BEGIN Data provided

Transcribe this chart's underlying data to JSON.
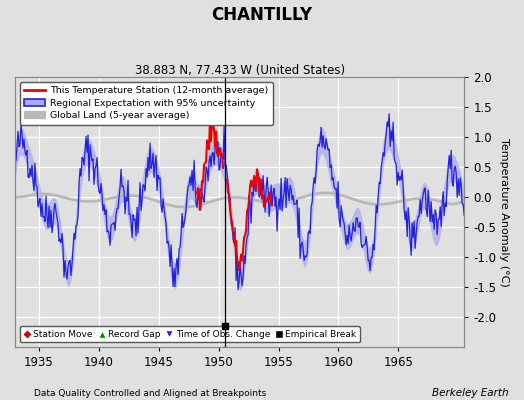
{
  "title": "CHANTILLY",
  "subtitle": "38.883 N, 77.433 W (United States)",
  "xlabel_bottom": "Data Quality Controlled and Aligned at Breakpoints",
  "xlabel_right": "Berkeley Earth",
  "ylabel_right": "Temperature Anomaly (°C)",
  "xmin": 1933.0,
  "xmax": 1970.5,
  "ymin": -2.5,
  "ymax": 2.0,
  "yticks": [
    -2.0,
    -1.5,
    -1.0,
    -0.5,
    0.0,
    0.5,
    1.0,
    1.5,
    2.0
  ],
  "xticks": [
    1935,
    1940,
    1945,
    1950,
    1955,
    1960,
    1965
  ],
  "bg_color": "#e0e0e0",
  "plot_bg_color": "#e0e0e0",
  "grid_color": "#ffffff",
  "regional_color": "#2222dd",
  "regional_fill_color": "#aaaaee",
  "station_color": "#ee0000",
  "global_color": "#b8b8b8",
  "empirical_break_x": 1950.5,
  "empirical_break_y": -2.15,
  "vline_x": 1950.5,
  "station_start": 1948.2,
  "station_gap_end": 1950.45,
  "station_end": 1954.5
}
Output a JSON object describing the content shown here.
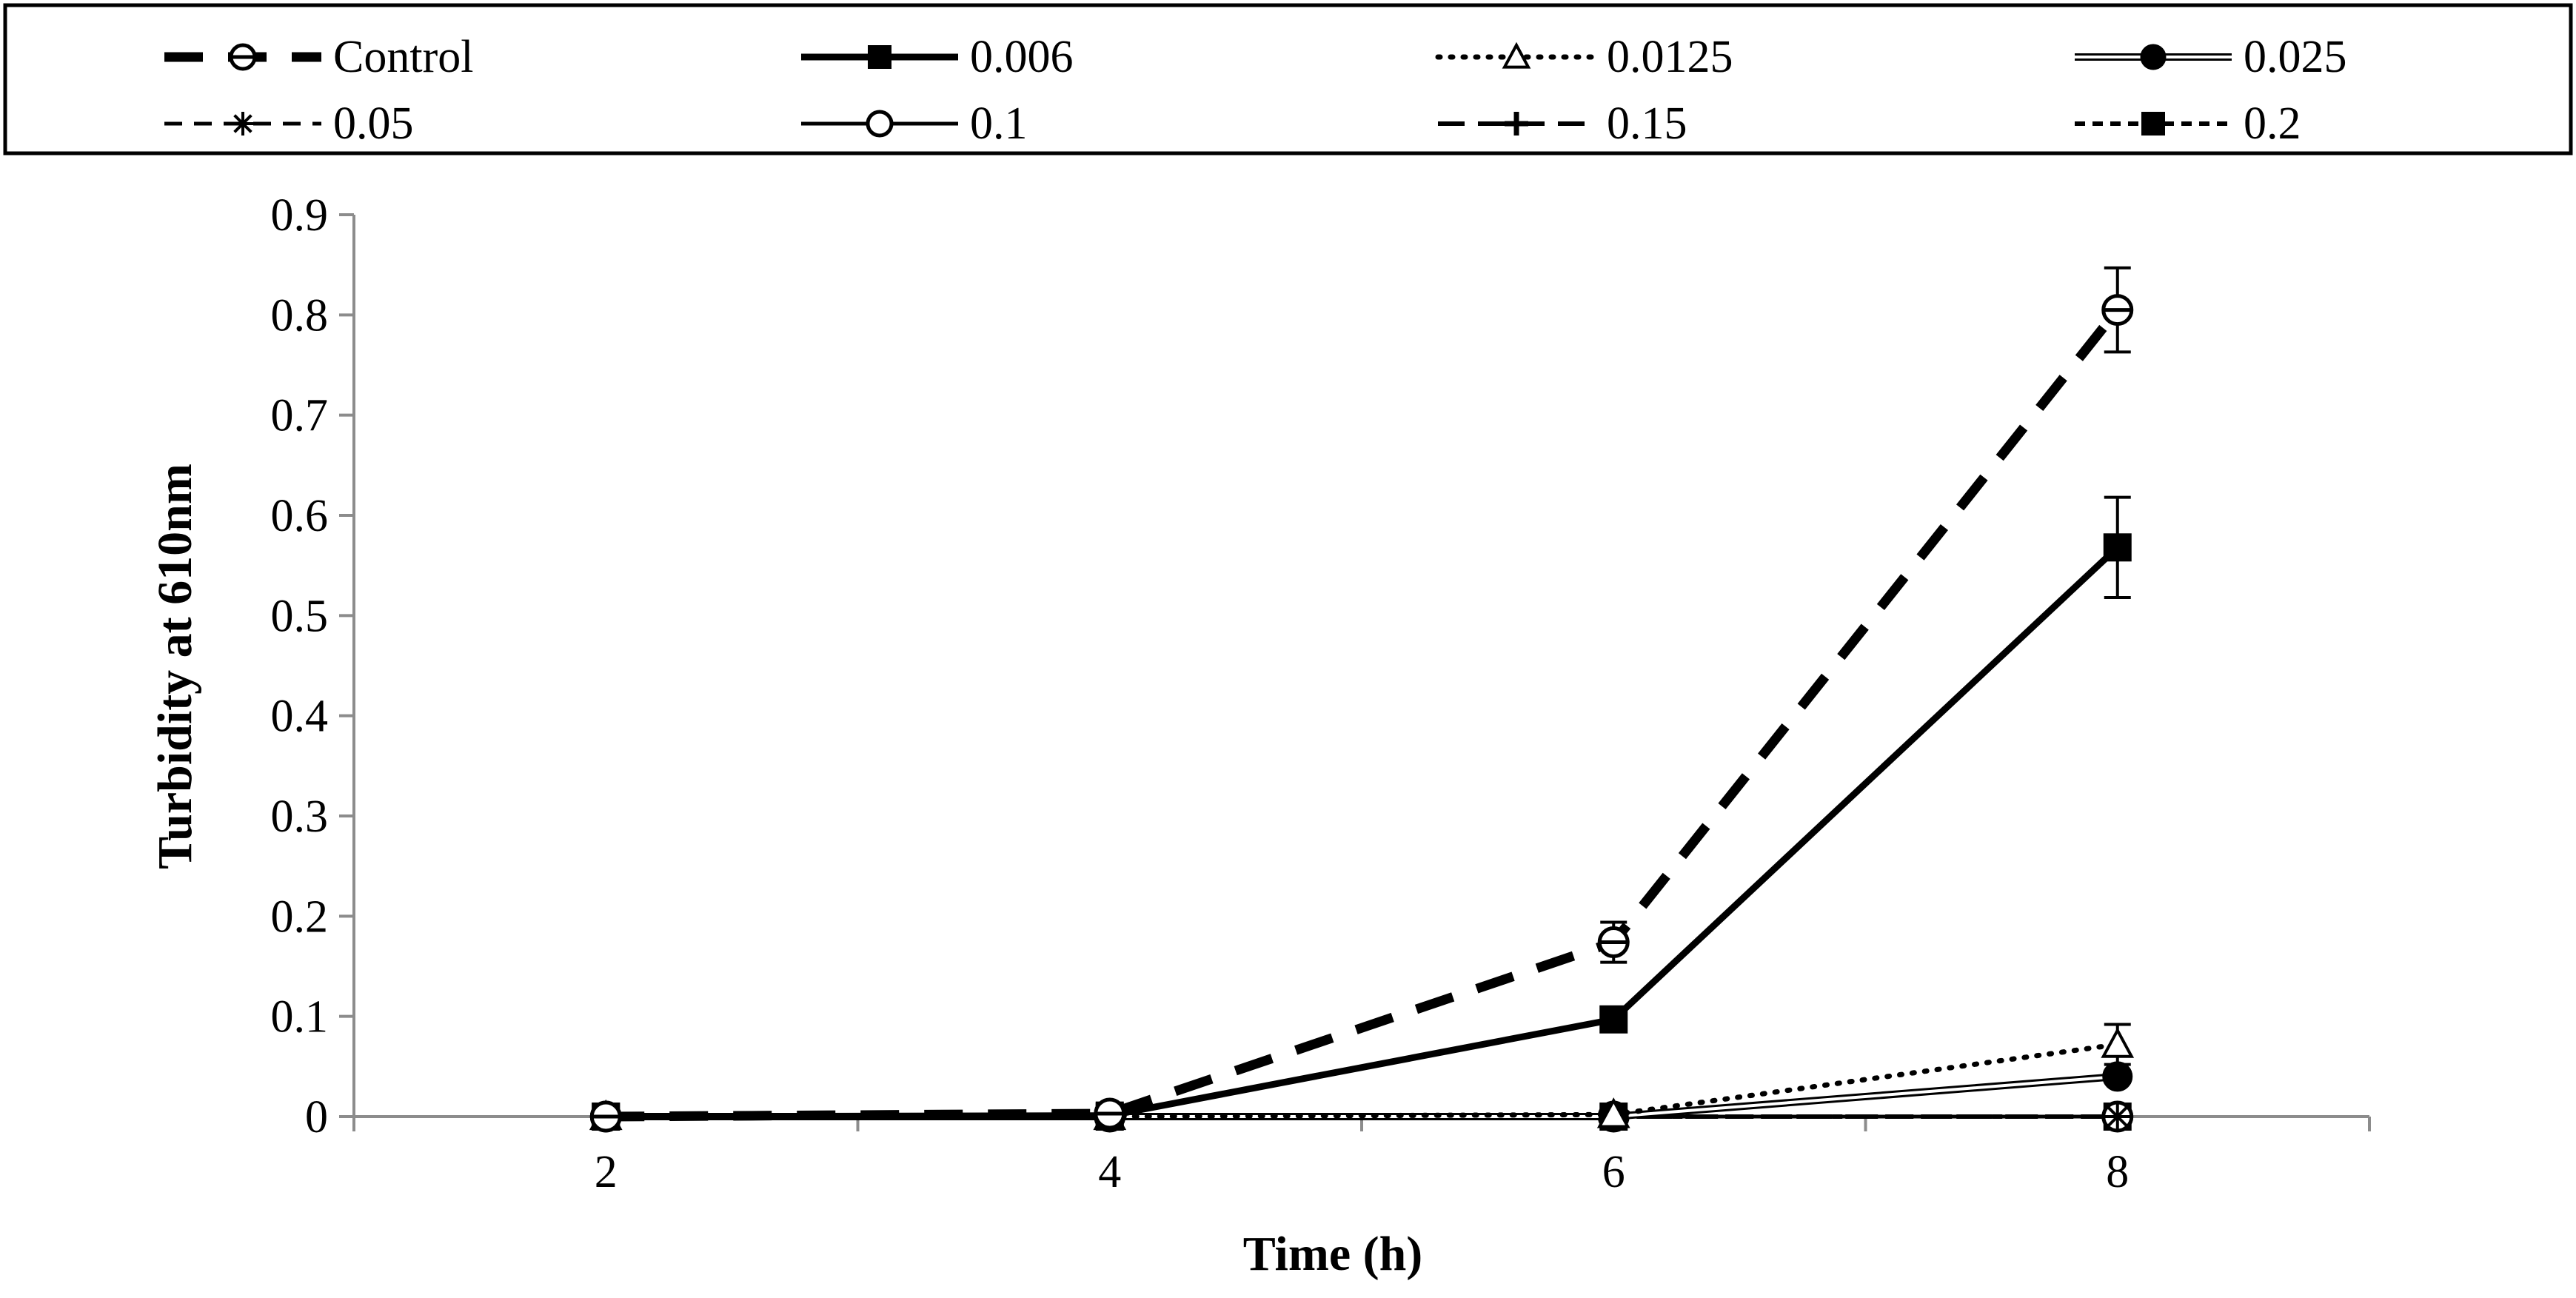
{
  "chart_data": {
    "type": "line",
    "title": "",
    "xlabel": "Time (h)",
    "ylabel": "Turbidity at 610nm",
    "x": [
      2,
      4,
      6,
      8
    ],
    "xlim": [
      1,
      9
    ],
    "xticks": [
      "2",
      "4",
      "6",
      "8"
    ],
    "ylim": [
      0,
      0.9
    ],
    "yticks": [
      "0",
      "0.1",
      "0.2",
      "0.3",
      "0.4",
      "0.5",
      "0.6",
      "0.7",
      "0.8",
      "0.9"
    ],
    "grid": false,
    "legend_position": "top",
    "series": [
      {
        "name": "Control",
        "values": [
          0,
          0.003,
          0.174,
          0.805
        ],
        "errors": [
          0,
          0,
          0.02,
          0.042
        ],
        "line": "dash-thick",
        "marker": "open-circle-bar"
      },
      {
        "name": "0.006",
        "values": [
          0,
          0.001,
          0.097,
          0.568
        ],
        "errors": [
          0,
          0,
          0.006,
          0.05
        ],
        "line": "solid-thick",
        "marker": "filled-square"
      },
      {
        "name": "0.0125",
        "values": [
          0,
          0,
          0.002,
          0.072
        ],
        "errors": [
          0,
          0,
          0,
          0.02
        ],
        "line": "dotted",
        "marker": "open-triangle"
      },
      {
        "name": "0.025",
        "values": [
          0,
          0,
          0,
          0.04
        ],
        "errors": [
          0,
          0,
          0,
          0.006
        ],
        "line": "double",
        "marker": "filled-circle"
      },
      {
        "name": "0.05",
        "values": [
          0,
          0,
          0,
          0
        ],
        "errors": [
          0,
          0,
          0,
          0
        ],
        "line": "dash",
        "marker": "asterisk"
      },
      {
        "name": "0.1",
        "values": [
          0,
          0,
          0,
          0
        ],
        "errors": [
          0,
          0,
          0,
          0
        ],
        "line": "solid",
        "marker": "open-circle"
      },
      {
        "name": "0.15",
        "values": [
          0,
          0,
          0,
          0
        ],
        "errors": [
          0,
          0,
          0,
          0
        ],
        "line": "long-dash",
        "marker": "plus"
      },
      {
        "name": "0.2",
        "values": [
          0,
          0,
          0,
          0
        ],
        "errors": [
          0,
          0,
          0,
          0
        ],
        "line": "short-dash",
        "marker": "filled-square"
      }
    ]
  }
}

END Data provided

#### [Challenge]
Report the number of lines containing the string "circle" and add nothing to it.

#### [Written answer]
3